[Stored data entries]
==========

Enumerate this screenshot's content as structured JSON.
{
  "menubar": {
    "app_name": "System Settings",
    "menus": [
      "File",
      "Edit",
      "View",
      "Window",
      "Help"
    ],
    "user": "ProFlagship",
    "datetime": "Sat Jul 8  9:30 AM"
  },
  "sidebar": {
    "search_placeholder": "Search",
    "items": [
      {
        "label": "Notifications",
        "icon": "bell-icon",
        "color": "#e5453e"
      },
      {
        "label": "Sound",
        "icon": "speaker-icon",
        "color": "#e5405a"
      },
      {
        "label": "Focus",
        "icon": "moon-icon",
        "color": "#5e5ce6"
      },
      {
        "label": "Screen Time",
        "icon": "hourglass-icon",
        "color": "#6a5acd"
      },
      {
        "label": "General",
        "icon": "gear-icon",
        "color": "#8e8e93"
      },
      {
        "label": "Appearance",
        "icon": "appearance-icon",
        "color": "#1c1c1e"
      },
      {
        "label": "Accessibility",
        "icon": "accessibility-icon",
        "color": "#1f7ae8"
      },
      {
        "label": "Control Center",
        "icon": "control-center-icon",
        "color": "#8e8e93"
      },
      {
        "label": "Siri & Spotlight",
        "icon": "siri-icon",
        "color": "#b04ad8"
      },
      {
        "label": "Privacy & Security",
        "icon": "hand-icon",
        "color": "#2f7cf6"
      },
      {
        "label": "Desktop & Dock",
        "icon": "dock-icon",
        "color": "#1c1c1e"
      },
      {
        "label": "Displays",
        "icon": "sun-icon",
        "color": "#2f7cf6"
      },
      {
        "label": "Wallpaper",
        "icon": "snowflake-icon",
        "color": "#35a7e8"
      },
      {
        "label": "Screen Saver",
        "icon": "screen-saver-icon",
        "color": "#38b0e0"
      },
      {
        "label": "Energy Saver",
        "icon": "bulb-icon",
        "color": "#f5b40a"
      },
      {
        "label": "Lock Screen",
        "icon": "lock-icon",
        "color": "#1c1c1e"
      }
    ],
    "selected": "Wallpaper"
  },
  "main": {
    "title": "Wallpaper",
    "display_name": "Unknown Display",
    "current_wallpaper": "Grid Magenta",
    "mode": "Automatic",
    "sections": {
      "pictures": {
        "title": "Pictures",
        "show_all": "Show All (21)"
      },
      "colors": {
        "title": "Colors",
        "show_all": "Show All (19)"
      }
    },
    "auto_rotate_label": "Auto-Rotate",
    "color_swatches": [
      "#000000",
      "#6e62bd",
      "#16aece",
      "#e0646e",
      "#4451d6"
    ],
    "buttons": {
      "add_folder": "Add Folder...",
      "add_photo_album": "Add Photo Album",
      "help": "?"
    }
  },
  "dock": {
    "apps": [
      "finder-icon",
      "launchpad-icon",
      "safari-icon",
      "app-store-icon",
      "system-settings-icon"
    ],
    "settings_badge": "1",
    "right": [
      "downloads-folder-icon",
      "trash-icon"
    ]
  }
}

==========

* **Directive**:
Take the records above and return them exactly as written.

* **The answer**:
Enumerate this screenshot's content as structured JSON.
{
  "menubar": {
    "app_name": "System Settings",
    "menus": [
      "File",
      "Edit",
      "View",
      "Window",
      "Help"
    ],
    "user": "ProFlagship",
    "datetime": "Sat Jul 8  9:30 AM"
  },
  "sidebar": {
    "search_placeholder": "Search",
    "items": [
      {
        "label": "Notifications",
        "icon": "bell-icon",
        "color": "#e5453e"
      },
      {
        "label": "Sound",
        "icon": "speaker-icon",
        "color": "#e5405a"
      },
      {
        "label": "Focus",
        "icon": "moon-icon",
        "color": "#5e5ce6"
      },
      {
        "label": "Screen Time",
        "icon": "hourglass-icon",
        "color": "#6a5acd"
      },
      {
        "label": "General",
        "icon": "gear-icon",
        "color": "#8e8e93"
      },
      {
        "label": "Appearance",
        "icon": "appearance-icon",
        "color": "#1c1c1e"
      },
      {
        "label": "Accessibility",
        "icon": "accessibility-icon",
        "color": "#1f7ae8"
      },
      {
        "label": "Control Center",
        "icon": "control-center-icon",
        "color": "#8e8e93"
      },
      {
        "label": "Siri & Spotlight",
        "icon": "siri-icon",
        "color": "#b04ad8"
      },
      {
        "label": "Privacy & Security",
        "icon": "hand-icon",
        "color": "#2f7cf6"
      },
      {
        "label": "Desktop & Dock",
        "icon": "dock-icon",
        "color": "#1c1c1e"
      },
      {
        "label": "Displays",
        "icon": "sun-icon",
        "color": "#2f7cf6"
      },
      {
        "label": "Wallpaper",
        "icon": "snowflake-icon",
        "color": "#35a7e8"
      },
      {
        "label": "Screen Saver",
        "icon": "screen-saver-icon",
        "color": "#38b0e0"
      },
      {
        "label": "Energy Saver",
        "icon": "bulb-icon",
        "color": "#f5b40a"
      },
      {
        "label": "Lock Screen",
        "icon": "lock-icon",
        "color": "#1c1c1e"
      }
    ],
    "selected": "Wallpaper"
  },
  "main": {
    "title": "Wallpaper",
    "display_name": "Unknown Display",
    "current_wallpaper": "Grid Magenta",
    "mode": "Automatic",
    "sections": {
      "pictures": {
        "title": "Pictures",
        "show_all": "Show All (21)"
      },
      "colors": {
        "title": "Colors",
        "show_all": "Show All (19)"
      }
    },
    "auto_rotate_label": "Auto-Rotate",
    "color_swatches": [
      "#000000",
      "#6e62bd",
      "#16aece",
      "#e0646e",
      "#4451d6"
    ],
    "buttons": {
      "add_folder": "Add Folder...",
      "add_photo_album": "Add Photo Album",
      "help": "?"
    }
  },
  "dock": {
    "apps": [
      "finder-icon",
      "launchpad-icon",
      "safari-icon",
      "app-store-icon",
      "system-settings-icon"
    ],
    "settings_badge": "1",
    "right": [
      "downloads-folder-icon",
      "trash-icon"
    ]
  }
}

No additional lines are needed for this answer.